RECORDS ::
## begin

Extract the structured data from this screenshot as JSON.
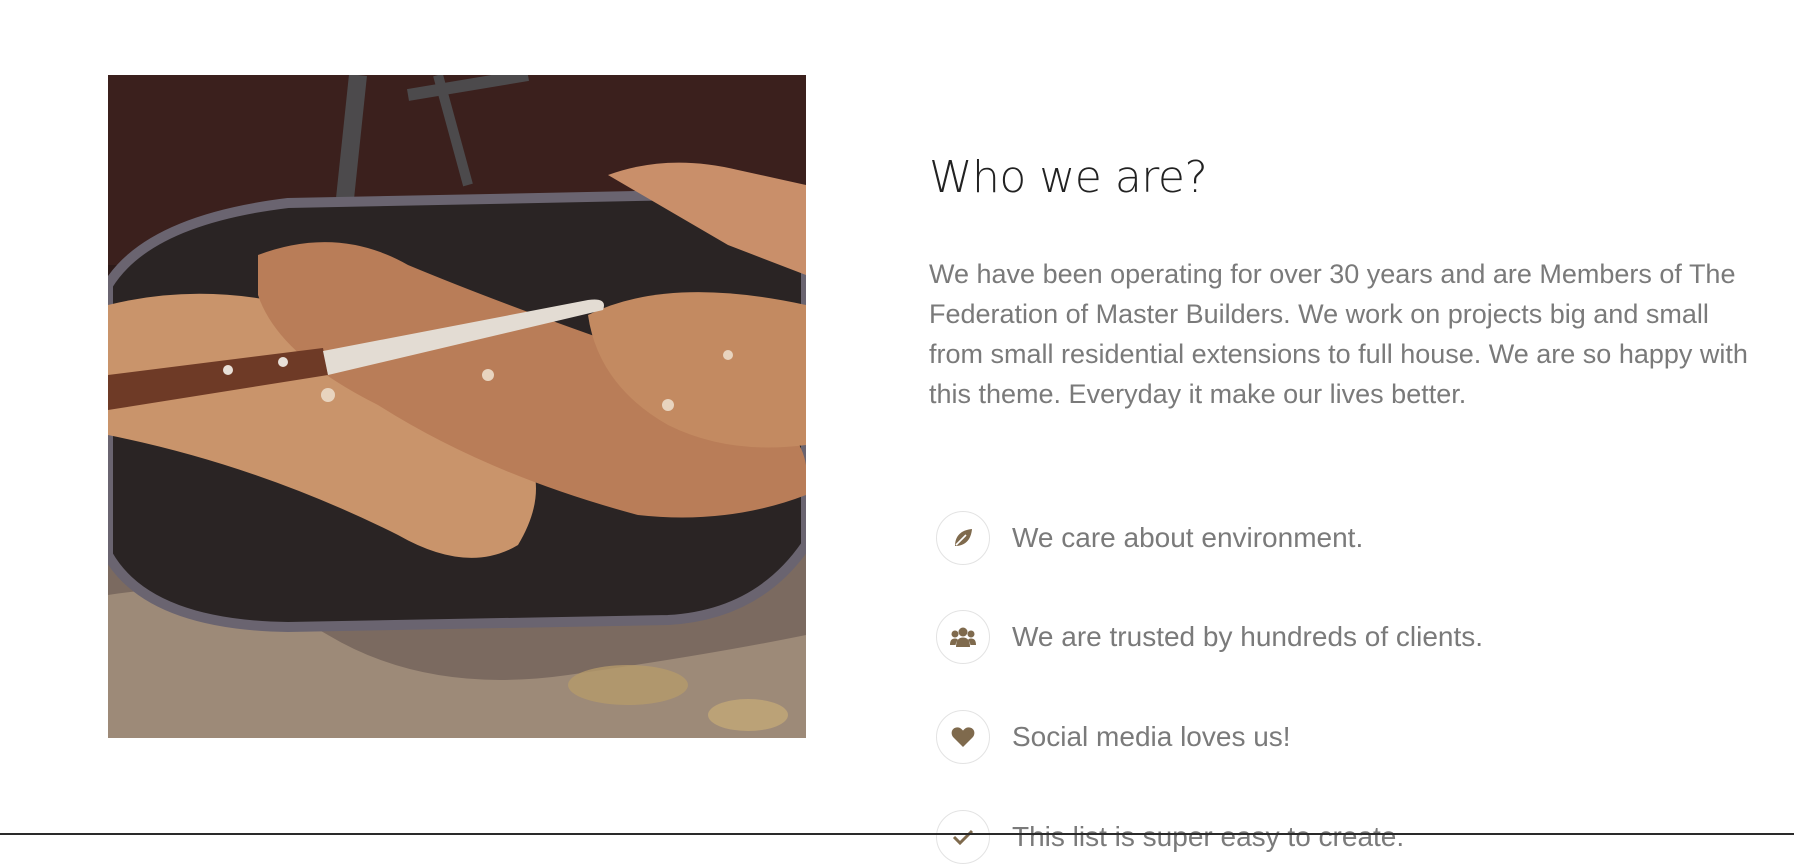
{
  "about": {
    "title": "Who we are?",
    "description": "We have been operating for over 30 years and are Members of The Federation of Master Builders. We work on projects big and small from small residential extensions to full house. We are so happy with this theme. Everyday it make our lives better.",
    "accent_color": "#7f6a4d",
    "features": [
      {
        "icon": "leaf-icon",
        "label": "We care about environment."
      },
      {
        "icon": "users-icon",
        "label": "We are trusted by hundreds of clients."
      },
      {
        "icon": "heart-icon",
        "label": "Social media loves us!"
      },
      {
        "icon": "check-icon",
        "label": "This list is super easy to create."
      }
    ]
  }
}
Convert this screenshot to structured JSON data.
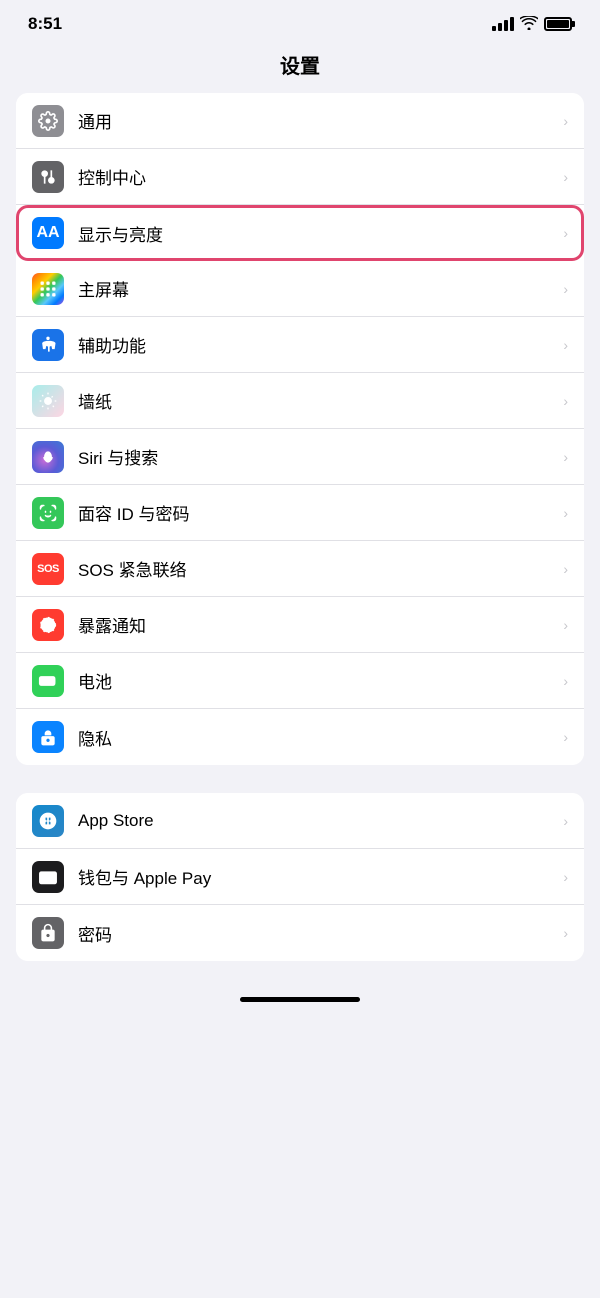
{
  "statusBar": {
    "time": "8:51",
    "signal": "signal",
    "wifi": "wifi",
    "battery": "battery"
  },
  "pageTitle": "设置",
  "groups": [
    {
      "id": "group1",
      "items": [
        {
          "id": "general",
          "label": "通用",
          "iconBg": "icon-gray",
          "icon": "gear",
          "highlighted": false
        },
        {
          "id": "control-center",
          "label": "控制中心",
          "iconBg": "icon-gray2",
          "icon": "sliders",
          "highlighted": false
        },
        {
          "id": "display",
          "label": "显示与亮度",
          "iconBg": "icon-blue",
          "icon": "aa",
          "highlighted": true
        },
        {
          "id": "home-screen",
          "label": "主屏幕",
          "iconBg": "icon-colorful",
          "icon": "grid",
          "highlighted": false
        },
        {
          "id": "accessibility",
          "label": "辅助功能",
          "iconBg": "icon-blue2",
          "icon": "person-circle",
          "highlighted": false
        },
        {
          "id": "wallpaper",
          "label": "墙纸",
          "iconBg": "icon-pink",
          "icon": "flower",
          "highlighted": false
        },
        {
          "id": "siri",
          "label": "Siri 与搜索",
          "iconBg": "icon-siri",
          "icon": "siri",
          "highlighted": false
        },
        {
          "id": "faceid",
          "label": "面容 ID 与密码",
          "iconBg": "icon-green2",
          "icon": "faceid",
          "highlighted": false
        },
        {
          "id": "sos",
          "label": "SOS 紧急联络",
          "iconBg": "icon-red",
          "icon": "sos",
          "highlighted": false
        },
        {
          "id": "exposure",
          "label": "暴露通知",
          "iconBg": "icon-red",
          "icon": "exposure",
          "highlighted": false
        },
        {
          "id": "battery",
          "label": "电池",
          "iconBg": "icon-green3",
          "icon": "battery",
          "highlighted": false
        },
        {
          "id": "privacy",
          "label": "隐私",
          "iconBg": "icon-blue3",
          "icon": "hand",
          "highlighted": false
        }
      ]
    },
    {
      "id": "group2",
      "items": [
        {
          "id": "appstore",
          "label": "App Store",
          "iconBg": "icon-blue4",
          "icon": "appstore",
          "highlighted": false
        },
        {
          "id": "wallet",
          "label": "钱包与 Apple Pay",
          "iconBg": "icon-gray2",
          "icon": "wallet",
          "highlighted": false
        },
        {
          "id": "passwords",
          "label": "密码",
          "iconBg": "icon-gray2",
          "icon": "key",
          "highlighted": false
        }
      ]
    }
  ],
  "homeIndicator": true
}
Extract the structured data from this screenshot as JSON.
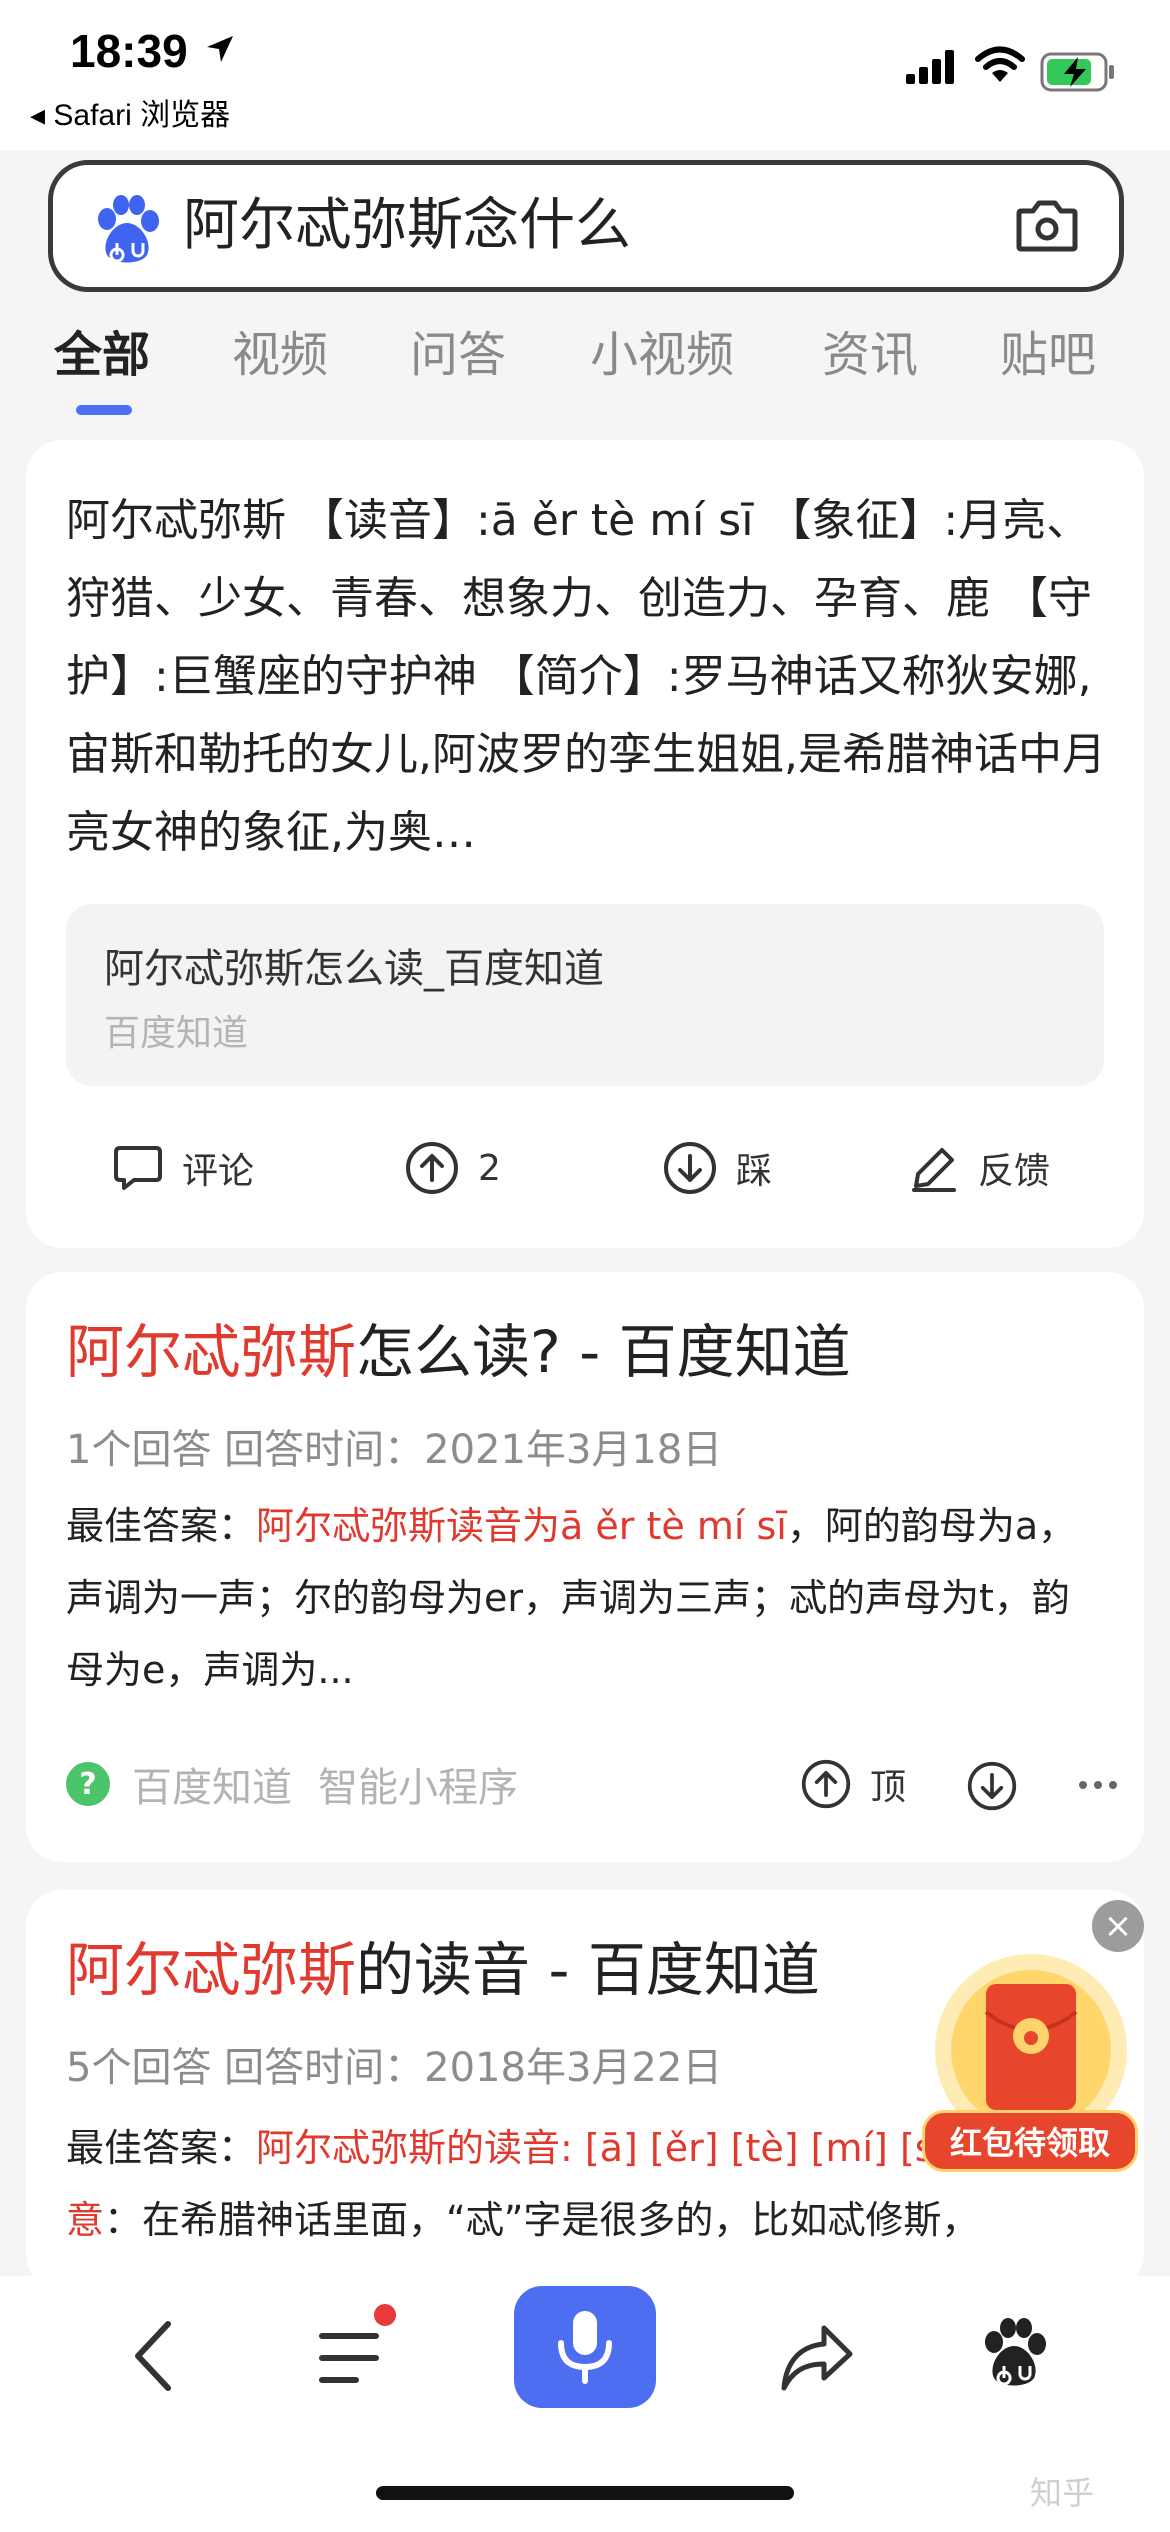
{
  "status_bar": {
    "time": "18:39",
    "back_app": "◂ Safari 浏览器"
  },
  "search": {
    "query": "阿尔忒弥斯念什么"
  },
  "tabs": [
    "全部",
    "视频",
    "问答",
    "小视频",
    "资讯",
    "贴吧"
  ],
  "card1": {
    "summary": "阿尔忒弥斯 【读音】:ā ěr tè mí sī 【象征】:月亮、狩猎、少女、青春、想象力、创造力、孕育、鹿 【守护】:巨蟹座的守护神 【简介】:罗马神话又称狄安娜,宙斯和勒托的女儿,阿波罗的孪生姐姐,是希腊神话中月亮女神的象征,为奥…",
    "source_title": "阿尔忒弥斯怎么读_百度知道",
    "source_name": "百度知道",
    "actions": {
      "comment": "评论",
      "upvote_count": "2",
      "downvote": "踩",
      "feedback": "反馈"
    }
  },
  "card2": {
    "title_hl": "阿尔忒弥斯",
    "title_rest": "怎么读? - 百度知道",
    "meta": "1个回答  回答时间：2021年3月18日",
    "ans_prefix": "最佳答案：",
    "ans_hl": "阿尔忒弥斯读音为ā ěr tè mí sī",
    "ans_rest": "，阿的韵母为a，声调为一声；尔的韵母为er，声调为三声；忒的声母为t，韵母为e，声调为...",
    "footer_source": "百度知道",
    "footer_mini": "智能小程序",
    "top_label": "顶"
  },
  "card3": {
    "title_hl": "阿尔忒弥斯",
    "title_rest": "的读音 - 百度知道",
    "meta": "5个回答  回答时间：2018年3月22日",
    "ans_prefix": "最佳答案：",
    "ans_hl": "阿尔忒弥斯的读音: [ā] [ěr] [tè] [mí] [sī]",
    "line2_hl": "意",
    "line2_rest": "：在希腊神话里面，“忒”字是很多的，比如忒修斯，"
  },
  "red_packet": {
    "label": "红包待领取",
    "close": "×"
  },
  "watermark": "知乎"
}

## end

OBJECTIVE :: Reproduce the records verbatim, omitting all images they contain.

TASK SOLUTION ::
Extract the structured data from this screenshot as JSON.
{
  "about": {
    "title": "Who we are?",
    "description": "We have been operating for over 30 years and are Members of The Federation of Master Builders. We work on projects big and small from small residential extensions to full house. We are so happy with this theme. Everyday it make our lives better.",
    "accent_color": "#7f6a4d",
    "features": [
      {
        "icon": "leaf-icon",
        "label": "We care about environment."
      },
      {
        "icon": "users-icon",
        "label": "We are trusted by hundreds of clients."
      },
      {
        "icon": "heart-icon",
        "label": "Social media loves us!"
      },
      {
        "icon": "check-icon",
        "label": "This list is super easy to create."
      }
    ]
  }
}
Convert this screenshot to structured JSON data.
{
  "statusBar": {
    "time": "8:51",
    "signal": "signal",
    "wifi": "wifi",
    "battery": "battery"
  },
  "pageTitle": "设置",
  "groups": [
    {
      "id": "group1",
      "items": [
        {
          "id": "general",
          "label": "通用",
          "iconBg": "icon-gray",
          "icon": "gear",
          "highlighted": false
        },
        {
          "id": "control-center",
          "label": "控制中心",
          "iconBg": "icon-gray2",
          "icon": "sliders",
          "highlighted": false
        },
        {
          "id": "display",
          "label": "显示与亮度",
          "iconBg": "icon-blue",
          "icon": "aa",
          "highlighted": true
        },
        {
          "id": "home-screen",
          "label": "主屏幕",
          "iconBg": "icon-colorful",
          "icon": "grid",
          "highlighted": false
        },
        {
          "id": "accessibility",
          "label": "辅助功能",
          "iconBg": "icon-blue2",
          "icon": "person-circle",
          "highlighted": false
        },
        {
          "id": "wallpaper",
          "label": "墙纸",
          "iconBg": "icon-pink",
          "icon": "flower",
          "highlighted": false
        },
        {
          "id": "siri",
          "label": "Siri 与搜索",
          "iconBg": "icon-siri",
          "icon": "siri",
          "highlighted": false
        },
        {
          "id": "faceid",
          "label": "面容 ID 与密码",
          "iconBg": "icon-green2",
          "icon": "faceid",
          "highlighted": false
        },
        {
          "id": "sos",
          "label": "SOS 紧急联络",
          "iconBg": "icon-red",
          "icon": "sos",
          "highlighted": false
        },
        {
          "id": "exposure",
          "label": "暴露通知",
          "iconBg": "icon-red",
          "icon": "exposure",
          "highlighted": false
        },
        {
          "id": "battery",
          "label": "电池",
          "iconBg": "icon-green3",
          "icon": "battery",
          "highlighted": false
        },
        {
          "id": "privacy",
          "label": "隐私",
          "iconBg": "icon-blue3",
          "icon": "hand",
          "highlighted": false
        }
      ]
    },
    {
      "id": "group2",
      "items": [
        {
          "id": "appstore",
          "label": "App Store",
          "iconBg": "icon-blue4",
          "icon": "appstore",
          "highlighted": false
        },
        {
          "id": "wallet",
          "label": "钱包与 Apple Pay",
          "iconBg": "icon-gray2",
          "icon": "wallet",
          "highlighted": false
        },
        {
          "id": "passwords",
          "label": "密码",
          "iconBg": "icon-gray2",
          "icon": "key",
          "highlighted": false
        }
      ]
    }
  ],
  "homeIndicator": true
}
Extract the structured data from this screenshot as JSON.
{
  "status_bar": {
    "time": "18:39",
    "back_app": "◂ Safari 浏览器"
  },
  "search": {
    "query": "阿尔忒弥斯念什么"
  },
  "tabs": [
    "全部",
    "视频",
    "问答",
    "小视频",
    "资讯",
    "贴吧"
  ],
  "card1": {
    "summary": "阿尔忒弥斯 【读音】:ā ěr tè mí sī 【象征】:月亮、狩猎、少女、青春、想象力、创造力、孕育、鹿 【守护】:巨蟹座的守护神 【简介】:罗马神话又称狄安娜,宙斯和勒托的女儿,阿波罗的孪生姐姐,是希腊神话中月亮女神的象征,为奥…",
    "source_title": "阿尔忒弥斯怎么读_百度知道",
    "source_name": "百度知道",
    "actions": {
      "comment": "评论",
      "upvote_count": "2",
      "downvote": "踩",
      "feedback": "反馈"
    }
  },
  "card2": {
    "title_hl": "阿尔忒弥斯",
    "title_rest": "怎么读? - 百度知道",
    "meta": "1个回答  回答时间：2021年3月18日",
    "ans_prefix": "最佳答案：",
    "ans_hl": "阿尔忒弥斯读音为ā ěr tè mí sī",
    "ans_rest": "，阿的韵母为a，声调为一声；尔的韵母为er，声调为三声；忒的声母为t，韵母为e，声调为...",
    "footer_source": "百度知道",
    "footer_mini": "智能小程序",
    "top_label": "顶"
  },
  "card3": {
    "title_hl": "阿尔忒弥斯",
    "title_rest": "的读音 - 百度知道",
    "meta": "5个回答  回答时间：2018年3月22日",
    "ans_prefix": "最佳答案：",
    "ans_hl": "阿尔忒弥斯的读音: [ā] [ěr] [tè] [mí] [sī]",
    "line2_hl": "意",
    "line2_rest": "：在希腊神话里面，“忒”字是很多的，比如忒修斯，"
  },
  "red_packet": {
    "label": "红包待领取",
    "close": "×"
  },
  "watermark": "知乎"
}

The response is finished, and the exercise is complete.